• EXERCISE PROMPT:
Search the records below for the string "target" and report only the number of lines that contain it.

------------------------------

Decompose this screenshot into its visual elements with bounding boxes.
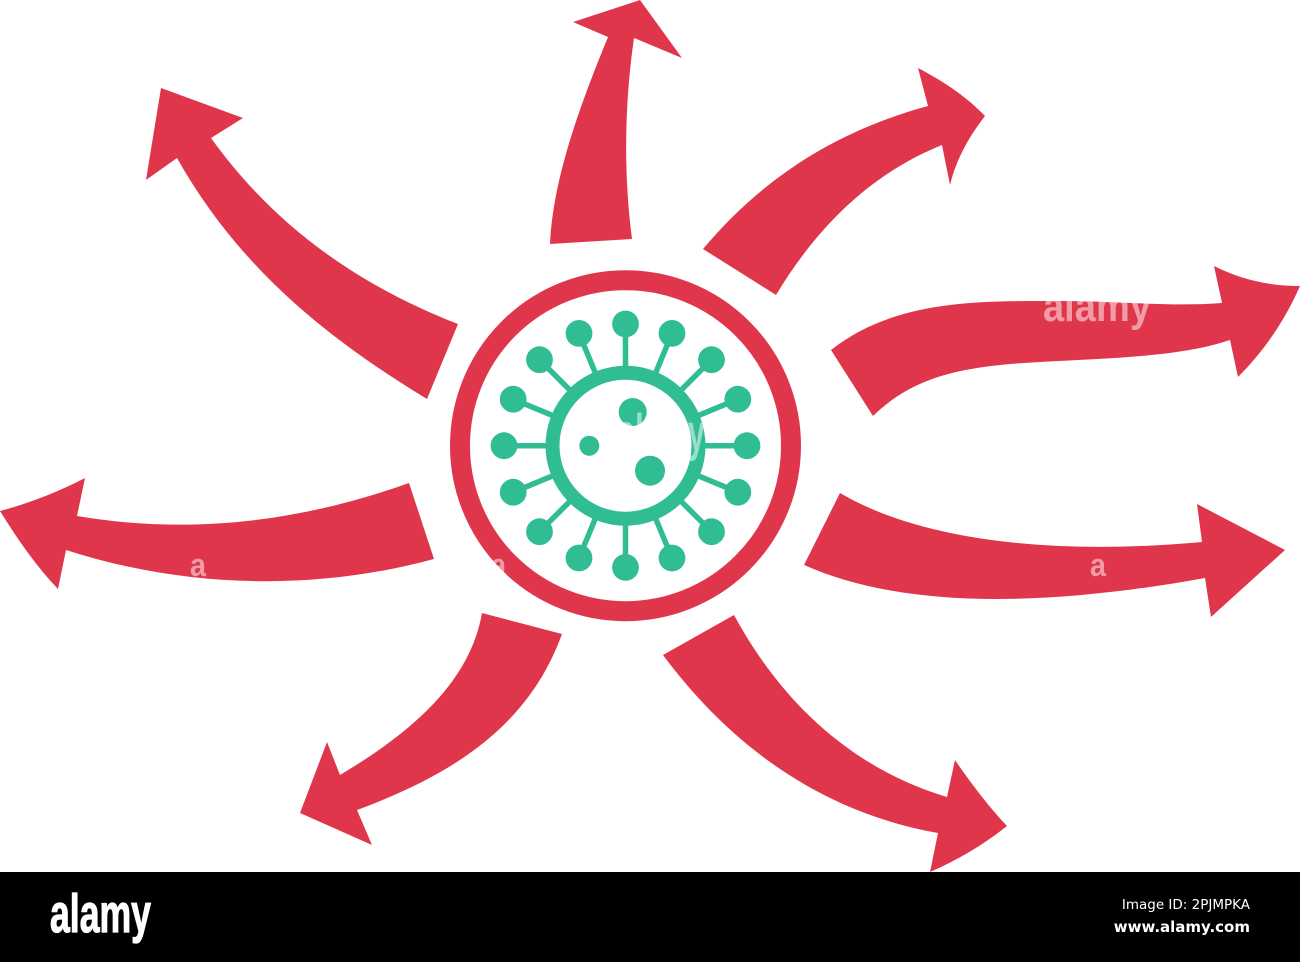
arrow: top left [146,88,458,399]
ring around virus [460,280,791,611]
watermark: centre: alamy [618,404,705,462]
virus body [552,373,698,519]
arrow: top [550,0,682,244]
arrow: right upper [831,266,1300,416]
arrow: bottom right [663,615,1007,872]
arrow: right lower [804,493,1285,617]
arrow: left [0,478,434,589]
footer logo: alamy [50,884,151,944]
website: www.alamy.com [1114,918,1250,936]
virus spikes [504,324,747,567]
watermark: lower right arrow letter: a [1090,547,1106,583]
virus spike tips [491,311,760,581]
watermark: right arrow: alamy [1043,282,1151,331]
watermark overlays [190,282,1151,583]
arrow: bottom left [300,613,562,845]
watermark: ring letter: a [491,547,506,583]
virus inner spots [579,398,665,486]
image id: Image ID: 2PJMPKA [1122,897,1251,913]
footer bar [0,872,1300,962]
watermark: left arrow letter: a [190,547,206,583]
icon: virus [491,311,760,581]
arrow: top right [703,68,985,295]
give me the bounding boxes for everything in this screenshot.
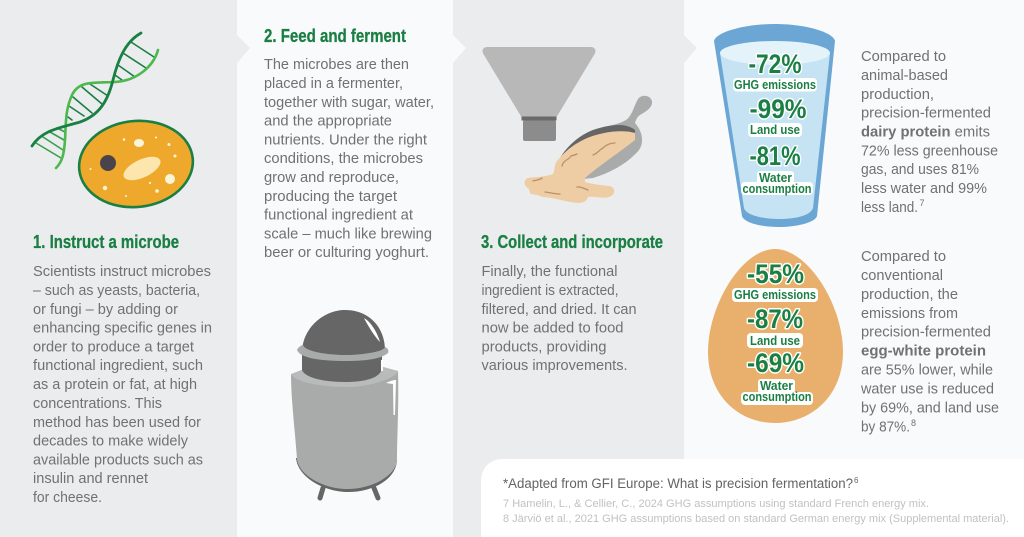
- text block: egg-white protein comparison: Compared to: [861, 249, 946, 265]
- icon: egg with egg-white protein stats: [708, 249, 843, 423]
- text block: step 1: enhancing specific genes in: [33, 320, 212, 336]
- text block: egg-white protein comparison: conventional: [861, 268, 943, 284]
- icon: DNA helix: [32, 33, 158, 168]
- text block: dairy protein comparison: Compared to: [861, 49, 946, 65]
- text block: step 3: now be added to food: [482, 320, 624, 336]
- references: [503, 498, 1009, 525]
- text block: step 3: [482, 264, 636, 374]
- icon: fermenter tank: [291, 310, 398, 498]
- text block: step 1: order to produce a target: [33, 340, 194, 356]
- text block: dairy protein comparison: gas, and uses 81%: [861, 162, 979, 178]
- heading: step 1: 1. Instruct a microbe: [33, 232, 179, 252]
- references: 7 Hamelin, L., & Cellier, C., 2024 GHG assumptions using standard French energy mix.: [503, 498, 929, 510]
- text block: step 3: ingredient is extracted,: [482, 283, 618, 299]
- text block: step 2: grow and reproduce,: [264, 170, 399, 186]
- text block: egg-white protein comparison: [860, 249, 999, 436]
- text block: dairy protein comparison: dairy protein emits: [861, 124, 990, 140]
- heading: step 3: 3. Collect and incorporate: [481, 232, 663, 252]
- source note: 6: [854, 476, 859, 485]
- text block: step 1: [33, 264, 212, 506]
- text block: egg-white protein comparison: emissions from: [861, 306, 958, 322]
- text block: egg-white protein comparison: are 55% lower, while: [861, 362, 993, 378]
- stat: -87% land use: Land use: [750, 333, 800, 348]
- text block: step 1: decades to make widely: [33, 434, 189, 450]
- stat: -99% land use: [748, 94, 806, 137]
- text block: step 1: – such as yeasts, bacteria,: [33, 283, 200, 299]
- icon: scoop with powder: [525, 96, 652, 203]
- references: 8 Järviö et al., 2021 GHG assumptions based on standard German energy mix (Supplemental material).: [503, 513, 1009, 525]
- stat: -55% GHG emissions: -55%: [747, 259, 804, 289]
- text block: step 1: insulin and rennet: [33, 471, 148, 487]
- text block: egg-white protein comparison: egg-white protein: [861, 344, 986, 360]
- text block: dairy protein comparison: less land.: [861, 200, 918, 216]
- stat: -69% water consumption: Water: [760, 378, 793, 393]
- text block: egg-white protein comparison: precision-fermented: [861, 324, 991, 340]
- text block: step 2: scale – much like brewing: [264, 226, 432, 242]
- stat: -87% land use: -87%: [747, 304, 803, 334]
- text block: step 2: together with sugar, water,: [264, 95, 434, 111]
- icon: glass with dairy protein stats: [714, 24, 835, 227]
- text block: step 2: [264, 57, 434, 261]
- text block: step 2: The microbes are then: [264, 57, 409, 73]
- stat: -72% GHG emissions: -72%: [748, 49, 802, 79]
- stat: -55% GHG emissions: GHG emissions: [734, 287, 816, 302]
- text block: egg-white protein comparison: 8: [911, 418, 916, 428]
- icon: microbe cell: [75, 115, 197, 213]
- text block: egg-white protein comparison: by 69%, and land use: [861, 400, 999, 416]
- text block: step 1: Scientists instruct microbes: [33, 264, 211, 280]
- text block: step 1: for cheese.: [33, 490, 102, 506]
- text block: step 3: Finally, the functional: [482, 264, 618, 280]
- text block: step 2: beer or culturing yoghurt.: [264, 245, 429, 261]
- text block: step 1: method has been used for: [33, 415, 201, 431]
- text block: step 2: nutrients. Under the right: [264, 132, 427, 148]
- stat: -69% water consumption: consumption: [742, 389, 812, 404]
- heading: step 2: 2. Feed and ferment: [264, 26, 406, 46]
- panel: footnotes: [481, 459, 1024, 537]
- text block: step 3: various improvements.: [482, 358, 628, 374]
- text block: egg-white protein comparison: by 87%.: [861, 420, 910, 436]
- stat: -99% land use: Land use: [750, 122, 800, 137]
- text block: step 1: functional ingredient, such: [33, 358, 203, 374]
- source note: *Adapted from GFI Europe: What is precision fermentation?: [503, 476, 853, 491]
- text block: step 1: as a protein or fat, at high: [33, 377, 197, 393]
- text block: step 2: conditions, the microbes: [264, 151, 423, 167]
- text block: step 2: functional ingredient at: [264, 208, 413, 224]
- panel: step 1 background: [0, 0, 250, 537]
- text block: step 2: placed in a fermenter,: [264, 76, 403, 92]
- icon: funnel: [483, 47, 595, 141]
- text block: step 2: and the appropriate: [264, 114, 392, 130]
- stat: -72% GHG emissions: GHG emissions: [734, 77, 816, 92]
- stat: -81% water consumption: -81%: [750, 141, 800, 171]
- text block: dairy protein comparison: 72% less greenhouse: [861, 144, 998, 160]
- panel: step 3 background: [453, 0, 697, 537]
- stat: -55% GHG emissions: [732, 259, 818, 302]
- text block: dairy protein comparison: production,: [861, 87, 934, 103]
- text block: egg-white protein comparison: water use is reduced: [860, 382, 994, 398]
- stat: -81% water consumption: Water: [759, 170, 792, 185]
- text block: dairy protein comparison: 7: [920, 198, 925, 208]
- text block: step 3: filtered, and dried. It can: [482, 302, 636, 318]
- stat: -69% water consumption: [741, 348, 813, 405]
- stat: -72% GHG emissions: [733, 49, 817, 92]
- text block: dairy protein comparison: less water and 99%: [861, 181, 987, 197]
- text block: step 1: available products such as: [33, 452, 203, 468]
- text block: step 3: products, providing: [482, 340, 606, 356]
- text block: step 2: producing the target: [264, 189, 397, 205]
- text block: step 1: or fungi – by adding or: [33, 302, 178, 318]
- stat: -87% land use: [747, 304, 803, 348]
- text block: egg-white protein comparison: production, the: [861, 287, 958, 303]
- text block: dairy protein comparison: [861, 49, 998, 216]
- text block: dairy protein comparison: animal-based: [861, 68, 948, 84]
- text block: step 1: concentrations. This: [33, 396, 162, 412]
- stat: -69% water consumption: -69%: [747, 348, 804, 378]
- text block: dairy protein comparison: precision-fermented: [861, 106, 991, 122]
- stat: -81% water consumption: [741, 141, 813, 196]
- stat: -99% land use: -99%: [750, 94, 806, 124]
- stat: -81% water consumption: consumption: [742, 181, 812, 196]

------------------------------

• RESPONSE TO THE TASK:
2